> **SHORT TASK**
Where the data below has the string "thành", return the whole line.

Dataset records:
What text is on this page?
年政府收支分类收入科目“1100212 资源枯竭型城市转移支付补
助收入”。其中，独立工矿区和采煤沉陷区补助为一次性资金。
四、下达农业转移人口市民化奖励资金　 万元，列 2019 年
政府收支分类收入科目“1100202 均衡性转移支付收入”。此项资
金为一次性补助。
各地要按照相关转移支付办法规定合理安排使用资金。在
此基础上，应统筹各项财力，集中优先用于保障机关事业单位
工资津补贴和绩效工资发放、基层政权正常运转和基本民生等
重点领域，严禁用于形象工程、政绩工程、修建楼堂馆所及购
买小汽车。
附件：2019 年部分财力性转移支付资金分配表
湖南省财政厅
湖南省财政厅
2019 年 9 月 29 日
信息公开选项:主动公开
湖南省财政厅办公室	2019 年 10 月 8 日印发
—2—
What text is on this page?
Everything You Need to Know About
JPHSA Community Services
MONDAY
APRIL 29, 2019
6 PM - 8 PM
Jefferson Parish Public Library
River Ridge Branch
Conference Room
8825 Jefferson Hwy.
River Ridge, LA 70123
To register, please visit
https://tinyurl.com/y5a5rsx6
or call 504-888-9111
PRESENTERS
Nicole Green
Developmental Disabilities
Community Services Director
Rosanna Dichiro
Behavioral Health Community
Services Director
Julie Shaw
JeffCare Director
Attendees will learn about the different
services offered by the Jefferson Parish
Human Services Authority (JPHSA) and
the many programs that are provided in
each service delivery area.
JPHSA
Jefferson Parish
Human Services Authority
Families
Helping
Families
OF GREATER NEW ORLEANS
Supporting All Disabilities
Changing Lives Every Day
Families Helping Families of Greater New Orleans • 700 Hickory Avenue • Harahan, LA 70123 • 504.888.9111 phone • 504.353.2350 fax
* * *
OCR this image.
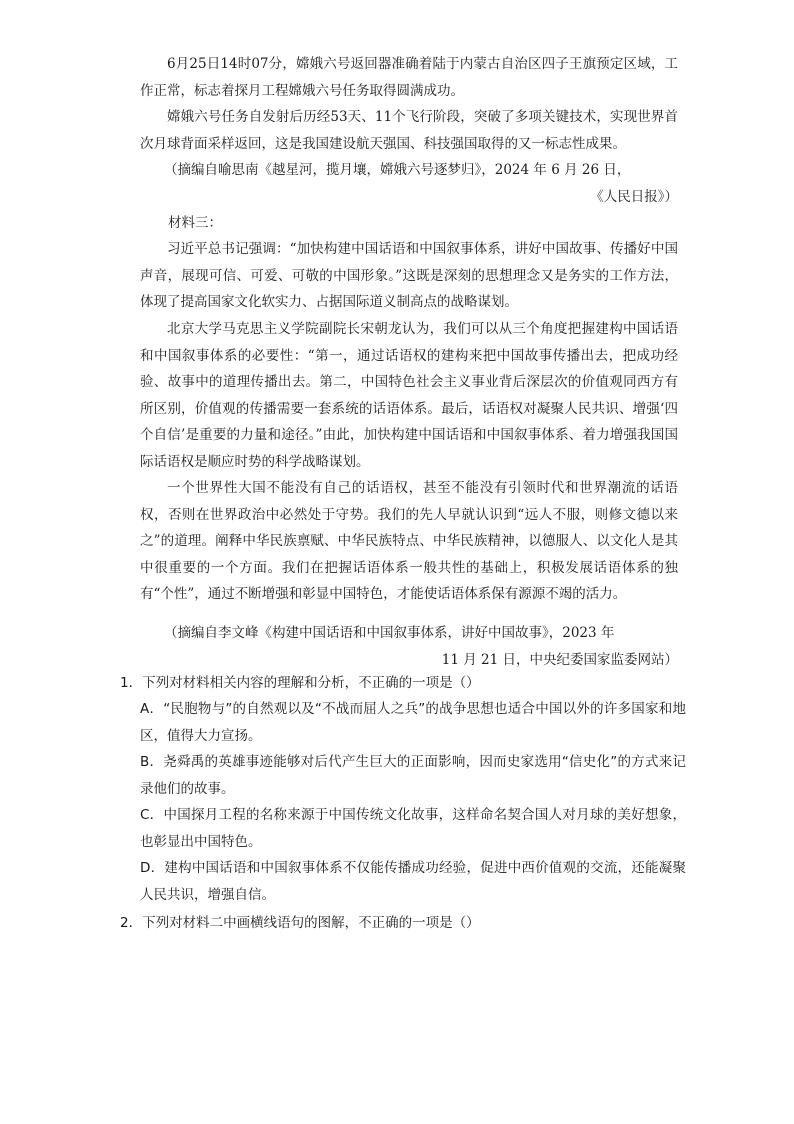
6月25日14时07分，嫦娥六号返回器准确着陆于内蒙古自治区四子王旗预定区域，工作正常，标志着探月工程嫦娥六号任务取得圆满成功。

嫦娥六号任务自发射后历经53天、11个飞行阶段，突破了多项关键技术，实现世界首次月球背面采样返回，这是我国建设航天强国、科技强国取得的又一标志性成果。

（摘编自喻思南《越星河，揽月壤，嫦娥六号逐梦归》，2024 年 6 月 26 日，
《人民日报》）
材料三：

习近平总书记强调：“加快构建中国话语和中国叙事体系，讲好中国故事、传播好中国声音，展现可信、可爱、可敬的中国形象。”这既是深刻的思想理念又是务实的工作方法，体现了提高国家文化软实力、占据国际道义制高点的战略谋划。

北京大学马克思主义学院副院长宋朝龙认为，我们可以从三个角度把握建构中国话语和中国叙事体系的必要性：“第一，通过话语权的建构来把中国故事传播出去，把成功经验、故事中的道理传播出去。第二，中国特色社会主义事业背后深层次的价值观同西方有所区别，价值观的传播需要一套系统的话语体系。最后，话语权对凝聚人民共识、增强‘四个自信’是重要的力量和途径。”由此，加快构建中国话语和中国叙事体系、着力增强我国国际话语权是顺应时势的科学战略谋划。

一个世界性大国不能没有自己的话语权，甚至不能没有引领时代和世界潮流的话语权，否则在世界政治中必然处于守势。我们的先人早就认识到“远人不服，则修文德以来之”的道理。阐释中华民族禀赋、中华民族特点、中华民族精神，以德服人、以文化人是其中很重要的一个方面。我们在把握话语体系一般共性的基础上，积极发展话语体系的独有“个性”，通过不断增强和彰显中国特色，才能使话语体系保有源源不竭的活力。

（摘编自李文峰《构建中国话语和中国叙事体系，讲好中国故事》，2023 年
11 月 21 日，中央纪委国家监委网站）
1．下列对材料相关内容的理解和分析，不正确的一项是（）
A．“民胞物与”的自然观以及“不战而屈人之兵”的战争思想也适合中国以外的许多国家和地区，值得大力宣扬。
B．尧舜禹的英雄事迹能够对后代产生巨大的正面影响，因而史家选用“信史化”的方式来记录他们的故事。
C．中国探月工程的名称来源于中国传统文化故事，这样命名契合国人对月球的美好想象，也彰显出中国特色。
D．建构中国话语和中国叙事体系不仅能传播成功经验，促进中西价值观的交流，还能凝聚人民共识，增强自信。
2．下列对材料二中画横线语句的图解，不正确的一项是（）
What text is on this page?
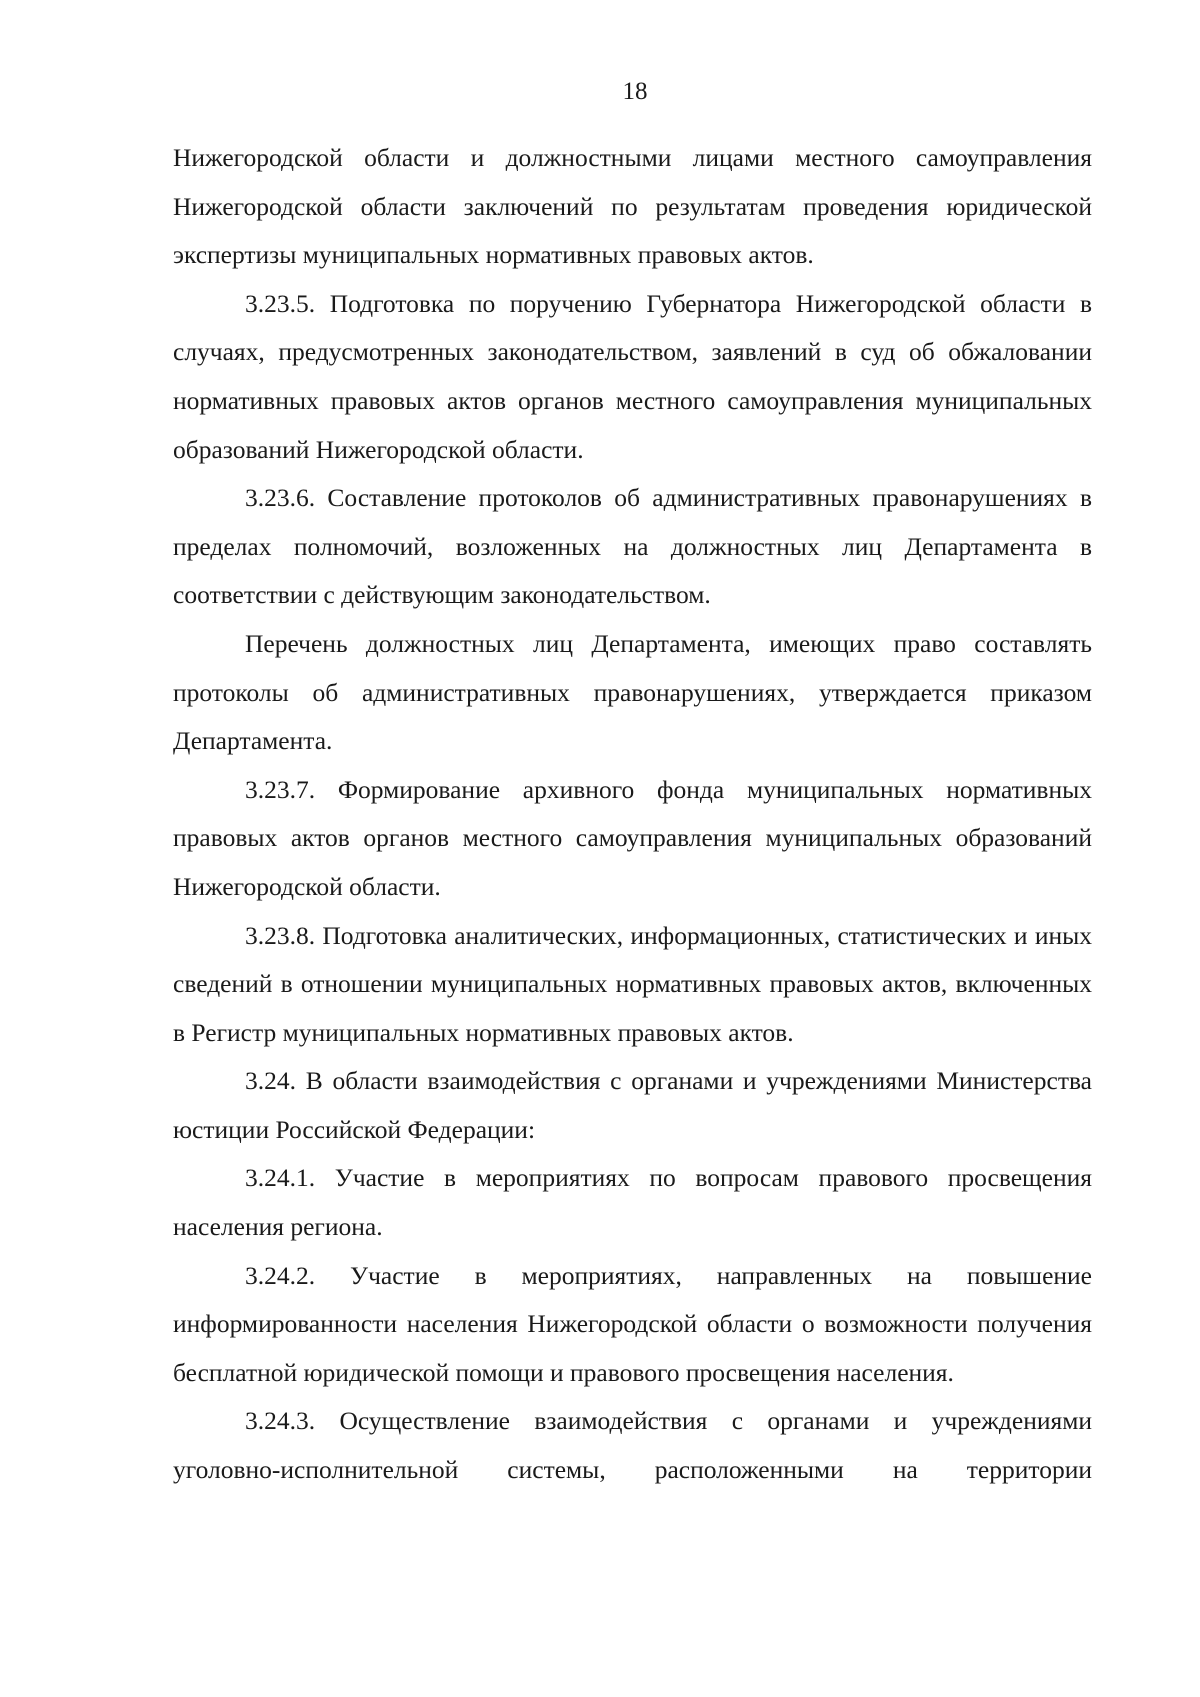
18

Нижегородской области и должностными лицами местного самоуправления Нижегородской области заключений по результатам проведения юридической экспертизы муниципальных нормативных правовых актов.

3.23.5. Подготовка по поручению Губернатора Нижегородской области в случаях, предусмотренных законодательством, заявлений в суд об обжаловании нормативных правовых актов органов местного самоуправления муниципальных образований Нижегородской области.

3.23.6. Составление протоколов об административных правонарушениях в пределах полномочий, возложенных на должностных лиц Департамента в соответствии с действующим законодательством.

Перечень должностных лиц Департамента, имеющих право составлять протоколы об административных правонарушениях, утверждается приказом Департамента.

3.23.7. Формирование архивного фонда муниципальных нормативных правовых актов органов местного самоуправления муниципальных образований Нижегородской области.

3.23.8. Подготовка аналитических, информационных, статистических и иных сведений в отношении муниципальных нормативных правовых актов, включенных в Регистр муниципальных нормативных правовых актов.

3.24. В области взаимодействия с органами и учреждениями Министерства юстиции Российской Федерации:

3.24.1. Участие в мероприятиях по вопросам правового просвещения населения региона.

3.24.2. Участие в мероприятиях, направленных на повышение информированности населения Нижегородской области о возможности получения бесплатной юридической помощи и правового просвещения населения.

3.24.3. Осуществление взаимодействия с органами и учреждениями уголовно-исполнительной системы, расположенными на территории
---
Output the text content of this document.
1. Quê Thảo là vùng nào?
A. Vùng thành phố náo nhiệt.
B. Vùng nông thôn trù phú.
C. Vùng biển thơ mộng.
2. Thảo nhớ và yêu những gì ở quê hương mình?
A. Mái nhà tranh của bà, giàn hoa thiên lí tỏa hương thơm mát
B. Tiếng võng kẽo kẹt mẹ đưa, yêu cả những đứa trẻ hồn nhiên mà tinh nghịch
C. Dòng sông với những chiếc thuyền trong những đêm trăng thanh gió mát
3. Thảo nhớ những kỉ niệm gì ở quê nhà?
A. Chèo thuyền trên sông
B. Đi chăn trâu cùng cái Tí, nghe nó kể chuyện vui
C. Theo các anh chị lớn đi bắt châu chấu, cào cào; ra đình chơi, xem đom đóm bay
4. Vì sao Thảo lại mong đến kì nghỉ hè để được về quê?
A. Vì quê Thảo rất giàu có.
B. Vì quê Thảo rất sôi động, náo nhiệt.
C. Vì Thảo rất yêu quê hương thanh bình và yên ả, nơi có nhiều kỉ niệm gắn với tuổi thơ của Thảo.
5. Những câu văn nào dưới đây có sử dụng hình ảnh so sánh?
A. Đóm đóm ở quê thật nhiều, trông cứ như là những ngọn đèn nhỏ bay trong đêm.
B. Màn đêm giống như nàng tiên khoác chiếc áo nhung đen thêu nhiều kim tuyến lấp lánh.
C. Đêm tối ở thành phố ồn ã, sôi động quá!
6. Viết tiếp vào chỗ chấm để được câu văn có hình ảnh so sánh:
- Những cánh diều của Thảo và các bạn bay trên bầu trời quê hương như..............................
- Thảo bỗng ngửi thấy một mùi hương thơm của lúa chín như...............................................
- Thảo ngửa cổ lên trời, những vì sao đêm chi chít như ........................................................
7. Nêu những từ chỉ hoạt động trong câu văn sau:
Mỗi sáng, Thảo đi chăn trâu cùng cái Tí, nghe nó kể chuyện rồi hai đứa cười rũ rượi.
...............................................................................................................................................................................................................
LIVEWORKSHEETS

> **FINISHED TASK**
A. Vùng thành phố náo nhiệt.
C. Đêm tối ở thành phố ồn ã, sôi động quá!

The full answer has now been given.